A run of records:
● ● ● ●

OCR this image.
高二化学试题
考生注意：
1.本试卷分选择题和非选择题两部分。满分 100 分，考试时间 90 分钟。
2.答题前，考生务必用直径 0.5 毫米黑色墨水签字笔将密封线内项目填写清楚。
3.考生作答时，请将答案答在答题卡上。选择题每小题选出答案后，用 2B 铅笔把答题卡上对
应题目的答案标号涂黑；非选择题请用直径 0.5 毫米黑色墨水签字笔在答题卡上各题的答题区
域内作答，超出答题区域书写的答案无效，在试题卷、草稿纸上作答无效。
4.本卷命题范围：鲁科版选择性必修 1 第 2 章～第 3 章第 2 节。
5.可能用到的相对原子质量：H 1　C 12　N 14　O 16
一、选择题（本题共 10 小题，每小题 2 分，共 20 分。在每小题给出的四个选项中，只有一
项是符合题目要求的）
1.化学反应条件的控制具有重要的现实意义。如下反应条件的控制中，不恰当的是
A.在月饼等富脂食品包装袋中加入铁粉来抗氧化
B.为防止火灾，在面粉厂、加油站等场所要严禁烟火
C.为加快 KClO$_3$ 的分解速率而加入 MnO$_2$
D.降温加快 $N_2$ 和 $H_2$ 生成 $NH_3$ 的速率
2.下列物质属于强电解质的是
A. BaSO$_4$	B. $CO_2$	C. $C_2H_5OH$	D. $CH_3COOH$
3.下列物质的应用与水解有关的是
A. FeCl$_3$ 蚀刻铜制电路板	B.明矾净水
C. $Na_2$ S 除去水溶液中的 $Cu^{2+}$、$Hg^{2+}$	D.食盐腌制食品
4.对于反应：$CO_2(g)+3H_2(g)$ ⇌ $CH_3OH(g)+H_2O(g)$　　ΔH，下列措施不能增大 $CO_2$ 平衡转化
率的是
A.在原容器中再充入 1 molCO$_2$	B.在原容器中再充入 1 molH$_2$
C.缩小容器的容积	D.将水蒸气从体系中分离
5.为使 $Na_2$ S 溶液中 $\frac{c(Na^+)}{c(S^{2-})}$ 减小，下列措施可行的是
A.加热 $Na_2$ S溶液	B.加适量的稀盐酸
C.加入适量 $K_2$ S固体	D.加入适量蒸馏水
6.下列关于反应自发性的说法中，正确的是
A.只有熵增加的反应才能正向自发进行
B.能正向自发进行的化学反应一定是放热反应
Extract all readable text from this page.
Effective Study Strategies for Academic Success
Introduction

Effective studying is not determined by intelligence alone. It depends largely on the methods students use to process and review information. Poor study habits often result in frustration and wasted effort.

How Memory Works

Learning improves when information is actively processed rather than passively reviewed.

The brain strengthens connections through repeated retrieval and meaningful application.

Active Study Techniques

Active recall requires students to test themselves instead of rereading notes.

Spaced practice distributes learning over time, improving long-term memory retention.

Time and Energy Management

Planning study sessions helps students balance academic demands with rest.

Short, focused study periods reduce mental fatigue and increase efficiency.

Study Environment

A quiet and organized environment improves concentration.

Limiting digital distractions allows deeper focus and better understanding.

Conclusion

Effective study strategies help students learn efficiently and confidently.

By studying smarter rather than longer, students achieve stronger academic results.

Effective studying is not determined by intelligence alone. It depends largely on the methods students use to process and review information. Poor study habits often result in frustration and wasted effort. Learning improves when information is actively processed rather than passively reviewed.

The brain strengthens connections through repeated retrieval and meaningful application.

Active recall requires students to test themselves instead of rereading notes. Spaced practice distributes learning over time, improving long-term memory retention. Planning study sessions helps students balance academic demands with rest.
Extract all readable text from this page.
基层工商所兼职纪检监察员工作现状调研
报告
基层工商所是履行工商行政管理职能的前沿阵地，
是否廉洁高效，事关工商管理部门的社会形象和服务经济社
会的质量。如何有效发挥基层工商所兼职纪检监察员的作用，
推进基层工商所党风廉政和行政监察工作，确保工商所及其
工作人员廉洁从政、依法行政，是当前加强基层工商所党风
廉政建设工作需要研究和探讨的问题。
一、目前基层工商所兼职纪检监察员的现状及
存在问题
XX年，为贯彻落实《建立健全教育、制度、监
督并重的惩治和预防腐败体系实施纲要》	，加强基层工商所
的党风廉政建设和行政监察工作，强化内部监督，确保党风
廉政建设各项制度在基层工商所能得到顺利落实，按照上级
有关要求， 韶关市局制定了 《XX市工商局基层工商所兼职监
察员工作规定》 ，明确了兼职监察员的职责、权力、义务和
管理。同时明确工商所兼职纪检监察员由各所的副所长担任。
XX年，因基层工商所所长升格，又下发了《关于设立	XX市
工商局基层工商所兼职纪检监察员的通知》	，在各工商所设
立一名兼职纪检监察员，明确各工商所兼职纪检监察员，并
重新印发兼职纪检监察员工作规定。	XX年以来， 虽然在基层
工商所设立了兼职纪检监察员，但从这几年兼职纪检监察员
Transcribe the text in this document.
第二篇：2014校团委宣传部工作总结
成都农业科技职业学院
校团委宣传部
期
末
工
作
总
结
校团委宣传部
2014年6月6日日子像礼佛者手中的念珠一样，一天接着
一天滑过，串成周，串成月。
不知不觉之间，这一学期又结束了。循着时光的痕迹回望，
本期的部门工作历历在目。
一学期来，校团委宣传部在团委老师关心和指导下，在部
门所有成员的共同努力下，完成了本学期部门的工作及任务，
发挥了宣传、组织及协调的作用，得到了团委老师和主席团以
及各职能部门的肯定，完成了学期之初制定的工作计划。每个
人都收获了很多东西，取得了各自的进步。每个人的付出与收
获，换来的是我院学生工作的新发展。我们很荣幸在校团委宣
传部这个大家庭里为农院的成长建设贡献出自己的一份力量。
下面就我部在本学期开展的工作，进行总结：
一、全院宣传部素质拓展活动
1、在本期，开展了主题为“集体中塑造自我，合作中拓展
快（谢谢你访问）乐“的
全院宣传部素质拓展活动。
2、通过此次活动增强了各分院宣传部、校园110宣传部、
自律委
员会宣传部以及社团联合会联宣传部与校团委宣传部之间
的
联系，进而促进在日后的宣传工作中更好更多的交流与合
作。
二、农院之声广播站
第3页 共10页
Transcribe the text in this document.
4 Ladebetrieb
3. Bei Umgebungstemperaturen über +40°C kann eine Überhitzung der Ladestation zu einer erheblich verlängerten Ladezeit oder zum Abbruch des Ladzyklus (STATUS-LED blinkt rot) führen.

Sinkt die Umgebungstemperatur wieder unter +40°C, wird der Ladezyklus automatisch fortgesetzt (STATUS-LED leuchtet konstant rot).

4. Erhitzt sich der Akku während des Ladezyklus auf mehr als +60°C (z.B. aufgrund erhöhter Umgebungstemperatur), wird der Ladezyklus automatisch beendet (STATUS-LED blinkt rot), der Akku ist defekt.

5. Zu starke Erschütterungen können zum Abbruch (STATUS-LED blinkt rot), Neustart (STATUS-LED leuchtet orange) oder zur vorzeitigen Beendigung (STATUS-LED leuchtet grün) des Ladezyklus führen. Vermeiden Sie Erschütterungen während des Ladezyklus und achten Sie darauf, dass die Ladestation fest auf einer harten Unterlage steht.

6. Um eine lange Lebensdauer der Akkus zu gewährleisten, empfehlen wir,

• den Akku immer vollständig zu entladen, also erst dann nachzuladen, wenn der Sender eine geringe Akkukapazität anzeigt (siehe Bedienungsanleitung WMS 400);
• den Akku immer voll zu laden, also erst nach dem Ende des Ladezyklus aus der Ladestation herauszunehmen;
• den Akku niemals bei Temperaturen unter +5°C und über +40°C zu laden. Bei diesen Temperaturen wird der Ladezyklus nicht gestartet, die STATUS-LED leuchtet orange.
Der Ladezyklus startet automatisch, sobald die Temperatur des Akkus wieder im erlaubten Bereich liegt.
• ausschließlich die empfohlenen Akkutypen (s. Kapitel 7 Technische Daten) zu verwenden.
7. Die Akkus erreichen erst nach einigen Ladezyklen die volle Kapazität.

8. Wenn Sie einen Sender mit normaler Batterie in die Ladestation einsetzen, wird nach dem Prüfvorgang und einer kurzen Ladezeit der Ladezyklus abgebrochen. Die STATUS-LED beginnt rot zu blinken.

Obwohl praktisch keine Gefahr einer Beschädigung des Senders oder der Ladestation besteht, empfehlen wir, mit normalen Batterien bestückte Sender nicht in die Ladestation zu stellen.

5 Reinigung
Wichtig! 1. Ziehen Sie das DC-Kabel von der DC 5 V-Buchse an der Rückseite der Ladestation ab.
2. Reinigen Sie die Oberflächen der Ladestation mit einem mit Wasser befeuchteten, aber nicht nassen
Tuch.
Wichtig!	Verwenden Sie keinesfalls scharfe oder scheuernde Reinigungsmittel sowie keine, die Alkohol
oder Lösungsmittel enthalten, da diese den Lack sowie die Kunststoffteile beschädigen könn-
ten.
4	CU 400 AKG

● ● ● ●

- [STATED GOAL]: In the material above, find the lines that contain "information" and show them.

- [ANSWER TO THE TASK]:
Effective studying is not determined by intelligence alone. It depends largely on the methods students use to process and review information. Poor study habits often result in frustration and wasted effort.
Learning improves when information is actively processed rather than passively reviewed.
Effective studying is not determined by intelligence alone. It depends largely on the methods students use to process and review information. Poor study habits often result in frustration and wasted effort. Learning improves when information is actively processed rather than passively reviewed.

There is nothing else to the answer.